● INPUT:
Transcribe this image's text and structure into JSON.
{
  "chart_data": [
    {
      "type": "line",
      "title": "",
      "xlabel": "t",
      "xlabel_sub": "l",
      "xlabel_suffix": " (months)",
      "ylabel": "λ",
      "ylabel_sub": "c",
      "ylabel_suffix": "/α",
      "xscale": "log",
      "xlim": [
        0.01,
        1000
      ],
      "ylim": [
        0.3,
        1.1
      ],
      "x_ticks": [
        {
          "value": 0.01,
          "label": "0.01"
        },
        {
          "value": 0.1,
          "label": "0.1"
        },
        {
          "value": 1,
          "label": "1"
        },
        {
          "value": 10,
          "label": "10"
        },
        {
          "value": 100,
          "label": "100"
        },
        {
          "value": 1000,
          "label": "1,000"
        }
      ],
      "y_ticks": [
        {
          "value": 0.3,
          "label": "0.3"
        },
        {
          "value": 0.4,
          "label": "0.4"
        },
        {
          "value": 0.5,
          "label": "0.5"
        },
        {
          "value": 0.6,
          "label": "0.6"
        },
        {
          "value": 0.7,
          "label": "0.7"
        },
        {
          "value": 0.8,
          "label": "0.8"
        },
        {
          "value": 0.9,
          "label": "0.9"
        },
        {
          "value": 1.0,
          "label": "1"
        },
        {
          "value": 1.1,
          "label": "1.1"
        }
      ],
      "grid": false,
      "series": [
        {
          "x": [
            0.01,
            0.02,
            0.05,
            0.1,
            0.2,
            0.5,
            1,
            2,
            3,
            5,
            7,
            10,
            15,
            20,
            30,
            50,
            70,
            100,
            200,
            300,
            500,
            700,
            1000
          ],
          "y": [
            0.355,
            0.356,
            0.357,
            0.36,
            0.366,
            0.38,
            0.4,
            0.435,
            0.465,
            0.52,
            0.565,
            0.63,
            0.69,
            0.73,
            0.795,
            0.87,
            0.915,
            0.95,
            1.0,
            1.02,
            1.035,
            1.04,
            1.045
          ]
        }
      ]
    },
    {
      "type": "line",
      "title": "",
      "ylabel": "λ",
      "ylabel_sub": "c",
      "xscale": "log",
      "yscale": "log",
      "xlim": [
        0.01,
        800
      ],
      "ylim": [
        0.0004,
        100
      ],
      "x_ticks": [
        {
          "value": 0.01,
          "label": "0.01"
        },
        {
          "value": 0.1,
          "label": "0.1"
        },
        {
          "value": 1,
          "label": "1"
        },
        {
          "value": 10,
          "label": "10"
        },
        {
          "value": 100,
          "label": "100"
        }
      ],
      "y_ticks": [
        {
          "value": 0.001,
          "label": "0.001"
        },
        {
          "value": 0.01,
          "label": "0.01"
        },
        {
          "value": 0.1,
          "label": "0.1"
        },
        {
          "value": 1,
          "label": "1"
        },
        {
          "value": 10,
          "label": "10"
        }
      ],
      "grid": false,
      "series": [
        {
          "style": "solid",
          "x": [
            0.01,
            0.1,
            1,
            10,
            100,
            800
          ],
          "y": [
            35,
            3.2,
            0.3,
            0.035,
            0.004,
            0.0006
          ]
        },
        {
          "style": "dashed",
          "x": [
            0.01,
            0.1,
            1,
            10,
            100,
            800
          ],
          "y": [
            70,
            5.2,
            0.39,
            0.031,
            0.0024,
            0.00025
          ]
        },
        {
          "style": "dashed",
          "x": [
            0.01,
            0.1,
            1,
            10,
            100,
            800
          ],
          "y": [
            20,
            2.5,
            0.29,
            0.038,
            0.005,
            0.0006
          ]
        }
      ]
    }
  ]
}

● BRIEF: All of the lines above need to be given again exactly.

● FULL OUTPUT:
Transcribe this image's text and structure into JSON.
{
  "chart_data": [
    {
      "type": "line",
      "title": "",
      "xlabel": "t",
      "xlabel_sub": "l",
      "xlabel_suffix": " (months)",
      "ylabel": "λ",
      "ylabel_sub": "c",
      "ylabel_suffix": "/α",
      "xscale": "log",
      "xlim": [
        0.01,
        1000
      ],
      "ylim": [
        0.3,
        1.1
      ],
      "x_ticks": [
        {
          "value": 0.01,
          "label": "0.01"
        },
        {
          "value": 0.1,
          "label": "0.1"
        },
        {
          "value": 1,
          "label": "1"
        },
        {
          "value": 10,
          "label": "10"
        },
        {
          "value": 100,
          "label": "100"
        },
        {
          "value": 1000,
          "label": "1,000"
        }
      ],
      "y_ticks": [
        {
          "value": 0.3,
          "label": "0.3"
        },
        {
          "value": 0.4,
          "label": "0.4"
        },
        {
          "value": 0.5,
          "label": "0.5"
        },
        {
          "value": 0.6,
          "label": "0.6"
        },
        {
          "value": 0.7,
          "label": "0.7"
        },
        {
          "value": 0.8,
          "label": "0.8"
        },
        {
          "value": 0.9,
          "label": "0.9"
        },
        {
          "value": 1.0,
          "label": "1"
        },
        {
          "value": 1.1,
          "label": "1.1"
        }
      ],
      "grid": false,
      "series": [
        {
          "x": [
            0.01,
            0.02,
            0.05,
            0.1,
            0.2,
            0.5,
            1,
            2,
            3,
            5,
            7,
            10,
            15,
            20,
            30,
            50,
            70,
            100,
            200,
            300,
            500,
            700,
            1000
          ],
          "y": [
            0.355,
            0.356,
            0.357,
            0.36,
            0.366,
            0.38,
            0.4,
            0.435,
            0.465,
            0.52,
            0.565,
            0.63,
            0.69,
            0.73,
            0.795,
            0.87,
            0.915,
            0.95,
            1.0,
            1.02,
            1.035,
            1.04,
            1.045
          ]
        }
      ]
    },
    {
      "type": "line",
      "title": "",
      "ylabel": "λ",
      "ylabel_sub": "c",
      "xscale": "log",
      "yscale": "log",
      "xlim": [
        0.01,
        800
      ],
      "ylim": [
        0.0004,
        100
      ],
      "x_ticks": [
        {
          "value": 0.01,
          "label": "0.01"
        },
        {
          "value": 0.1,
          "label": "0.1"
        },
        {
          "value": 1,
          "label": "1"
        },
        {
          "value": 10,
          "label": "10"
        },
        {
          "value": 100,
          "label": "100"
        }
      ],
      "y_ticks": [
        {
          "value": 0.001,
          "label": "0.001"
        },
        {
          "value": 0.01,
          "label": "0.01"
        },
        {
          "value": 0.1,
          "label": "0.1"
        },
        {
          "value": 1,
          "label": "1"
        },
        {
          "value": 10,
          "label": "10"
        }
      ],
      "grid": false,
      "series": [
        {
          "style": "solid",
          "x": [
            0.01,
            0.1,
            1,
            10,
            100,
            800
          ],
          "y": [
            35,
            3.2,
            0.3,
            0.035,
            0.004,
            0.0006
          ]
        },
        {
          "style": "dashed",
          "x": [
            0.01,
            0.1,
            1,
            10,
            100,
            800
          ],
          "y": [
            70,
            5.2,
            0.39,
            0.031,
            0.0024,
            0.00025
          ]
        },
        {
          "style": "dashed",
          "x": [
            0.01,
            0.1,
            1,
            10,
            100,
            800
          ],
          "y": [
            20,
            2.5,
            0.29,
            0.038,
            0.005,
            0.0006
          ]
        }
      ]
    }
  ]
}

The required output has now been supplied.